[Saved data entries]
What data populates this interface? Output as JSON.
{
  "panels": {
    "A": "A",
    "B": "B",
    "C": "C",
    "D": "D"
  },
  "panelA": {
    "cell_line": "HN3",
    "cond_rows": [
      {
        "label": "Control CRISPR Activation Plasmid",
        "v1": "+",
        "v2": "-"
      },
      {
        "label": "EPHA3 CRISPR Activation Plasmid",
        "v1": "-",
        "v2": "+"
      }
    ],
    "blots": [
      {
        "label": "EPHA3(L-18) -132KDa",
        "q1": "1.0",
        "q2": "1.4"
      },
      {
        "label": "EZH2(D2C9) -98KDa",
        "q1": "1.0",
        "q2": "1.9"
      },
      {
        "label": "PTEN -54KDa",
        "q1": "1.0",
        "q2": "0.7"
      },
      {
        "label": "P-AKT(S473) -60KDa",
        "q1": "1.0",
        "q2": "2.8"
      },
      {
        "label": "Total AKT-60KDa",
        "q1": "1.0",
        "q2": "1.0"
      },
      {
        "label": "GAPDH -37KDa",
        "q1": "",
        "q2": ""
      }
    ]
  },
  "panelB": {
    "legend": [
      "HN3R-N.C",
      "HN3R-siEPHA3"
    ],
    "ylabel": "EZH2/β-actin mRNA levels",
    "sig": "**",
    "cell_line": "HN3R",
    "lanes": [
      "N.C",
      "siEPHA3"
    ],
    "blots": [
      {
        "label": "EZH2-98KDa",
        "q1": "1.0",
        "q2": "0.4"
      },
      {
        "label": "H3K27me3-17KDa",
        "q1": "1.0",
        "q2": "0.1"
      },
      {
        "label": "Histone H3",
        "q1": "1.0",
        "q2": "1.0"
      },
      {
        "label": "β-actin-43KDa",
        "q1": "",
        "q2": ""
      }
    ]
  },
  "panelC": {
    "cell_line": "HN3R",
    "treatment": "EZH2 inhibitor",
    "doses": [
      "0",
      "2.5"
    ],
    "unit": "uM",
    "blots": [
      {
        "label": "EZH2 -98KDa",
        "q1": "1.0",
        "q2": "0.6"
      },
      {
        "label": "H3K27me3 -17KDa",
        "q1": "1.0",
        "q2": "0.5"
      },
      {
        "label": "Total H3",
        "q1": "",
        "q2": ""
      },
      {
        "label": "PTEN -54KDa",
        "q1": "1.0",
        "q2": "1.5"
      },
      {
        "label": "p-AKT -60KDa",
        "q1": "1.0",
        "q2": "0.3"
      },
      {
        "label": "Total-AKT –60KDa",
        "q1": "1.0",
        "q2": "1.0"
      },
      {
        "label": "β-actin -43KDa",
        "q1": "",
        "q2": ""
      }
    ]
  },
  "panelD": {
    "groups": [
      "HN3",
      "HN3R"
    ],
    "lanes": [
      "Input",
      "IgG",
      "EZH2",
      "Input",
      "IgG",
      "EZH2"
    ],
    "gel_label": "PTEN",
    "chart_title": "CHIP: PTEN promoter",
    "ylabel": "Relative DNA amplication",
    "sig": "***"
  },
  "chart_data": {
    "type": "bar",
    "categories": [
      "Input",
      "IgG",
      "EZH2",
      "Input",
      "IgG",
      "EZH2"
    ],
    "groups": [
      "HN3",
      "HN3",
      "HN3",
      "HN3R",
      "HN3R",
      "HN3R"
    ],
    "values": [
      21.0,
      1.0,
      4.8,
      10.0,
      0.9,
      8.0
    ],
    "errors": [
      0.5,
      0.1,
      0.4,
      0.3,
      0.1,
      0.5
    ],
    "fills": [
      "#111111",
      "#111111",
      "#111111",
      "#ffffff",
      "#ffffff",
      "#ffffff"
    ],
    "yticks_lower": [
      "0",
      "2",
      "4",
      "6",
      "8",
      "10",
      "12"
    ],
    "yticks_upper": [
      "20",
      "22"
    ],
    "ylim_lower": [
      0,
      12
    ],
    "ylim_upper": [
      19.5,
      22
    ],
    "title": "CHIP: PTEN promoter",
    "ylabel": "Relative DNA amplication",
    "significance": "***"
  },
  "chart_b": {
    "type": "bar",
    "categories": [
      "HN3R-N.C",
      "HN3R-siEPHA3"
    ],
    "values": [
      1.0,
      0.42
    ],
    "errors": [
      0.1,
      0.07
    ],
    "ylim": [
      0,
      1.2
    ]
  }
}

Required action
Your task is to copy all of the entries exactly.

Output
What data populates this interface? Output as JSON.
{
  "panels": {
    "A": "A",
    "B": "B",
    "C": "C",
    "D": "D"
  },
  "panelA": {
    "cell_line": "HN3",
    "cond_rows": [
      {
        "label": "Control CRISPR Activation Plasmid",
        "v1": "+",
        "v2": "-"
      },
      {
        "label": "EPHA3 CRISPR Activation Plasmid",
        "v1": "-",
        "v2": "+"
      }
    ],
    "blots": [
      {
        "label": "EPHA3(L-18) -132KDa",
        "q1": "1.0",
        "q2": "1.4"
      },
      {
        "label": "EZH2(D2C9) -98KDa",
        "q1": "1.0",
        "q2": "1.9"
      },
      {
        "label": "PTEN -54KDa",
        "q1": "1.0",
        "q2": "0.7"
      },
      {
        "label": "P-AKT(S473) -60KDa",
        "q1": "1.0",
        "q2": "2.8"
      },
      {
        "label": "Total AKT-60KDa",
        "q1": "1.0",
        "q2": "1.0"
      },
      {
        "label": "GAPDH -37KDa",
        "q1": "",
        "q2": ""
      }
    ]
  },
  "panelB": {
    "legend": [
      "HN3R-N.C",
      "HN3R-siEPHA3"
    ],
    "ylabel": "EZH2/β-actin mRNA levels",
    "sig": "**",
    "cell_line": "HN3R",
    "lanes": [
      "N.C",
      "siEPHA3"
    ],
    "blots": [
      {
        "label": "EZH2-98KDa",
        "q1": "1.0",
        "q2": "0.4"
      },
      {
        "label": "H3K27me3-17KDa",
        "q1": "1.0",
        "q2": "0.1"
      },
      {
        "label": "Histone H3",
        "q1": "1.0",
        "q2": "1.0"
      },
      {
        "label": "β-actin-43KDa",
        "q1": "",
        "q2": ""
      }
    ]
  },
  "panelC": {
    "cell_line": "HN3R",
    "treatment": "EZH2 inhibitor",
    "doses": [
      "0",
      "2.5"
    ],
    "unit": "uM",
    "blots": [
      {
        "label": "EZH2 -98KDa",
        "q1": "1.0",
        "q2": "0.6"
      },
      {
        "label": "H3K27me3 -17KDa",
        "q1": "1.0",
        "q2": "0.5"
      },
      {
        "label": "Total H3",
        "q1": "",
        "q2": ""
      },
      {
        "label": "PTEN -54KDa",
        "q1": "1.0",
        "q2": "1.5"
      },
      {
        "label": "p-AKT -60KDa",
        "q1": "1.0",
        "q2": "0.3"
      },
      {
        "label": "Total-AKT –60KDa",
        "q1": "1.0",
        "q2": "1.0"
      },
      {
        "label": "β-actin -43KDa",
        "q1": "",
        "q2": ""
      }
    ]
  },
  "panelD": {
    "groups": [
      "HN3",
      "HN3R"
    ],
    "lanes": [
      "Input",
      "IgG",
      "EZH2",
      "Input",
      "IgG",
      "EZH2"
    ],
    "gel_label": "PTEN",
    "chart_title": "CHIP: PTEN promoter",
    "ylabel": "Relative DNA amplication",
    "sig": "***"
  },
  "chart_data": {
    "type": "bar",
    "categories": [
      "Input",
      "IgG",
      "EZH2",
      "Input",
      "IgG",
      "EZH2"
    ],
    "groups": [
      "HN3",
      "HN3",
      "HN3",
      "HN3R",
      "HN3R",
      "HN3R"
    ],
    "values": [
      21.0,
      1.0,
      4.8,
      10.0,
      0.9,
      8.0
    ],
    "errors": [
      0.5,
      0.1,
      0.4,
      0.3,
      0.1,
      0.5
    ],
    "fills": [
      "#111111",
      "#111111",
      "#111111",
      "#ffffff",
      "#ffffff",
      "#ffffff"
    ],
    "yticks_lower": [
      "0",
      "2",
      "4",
      "6",
      "8",
      "10",
      "12"
    ],
    "yticks_upper": [
      "20",
      "22"
    ],
    "ylim_lower": [
      0,
      12
    ],
    "ylim_upper": [
      19.5,
      22
    ],
    "title": "CHIP: PTEN promoter",
    "ylabel": "Relative DNA amplication",
    "significance": "***"
  },
  "chart_b": {
    "type": "bar",
    "categories": [
      "HN3R-N.C",
      "HN3R-siEPHA3"
    ],
    "values": [
      1.0,
      0.42
    ],
    "errors": [
      0.1,
      0.07
    ],
    "ylim": [
      0,
      1.2
    ]
  }
}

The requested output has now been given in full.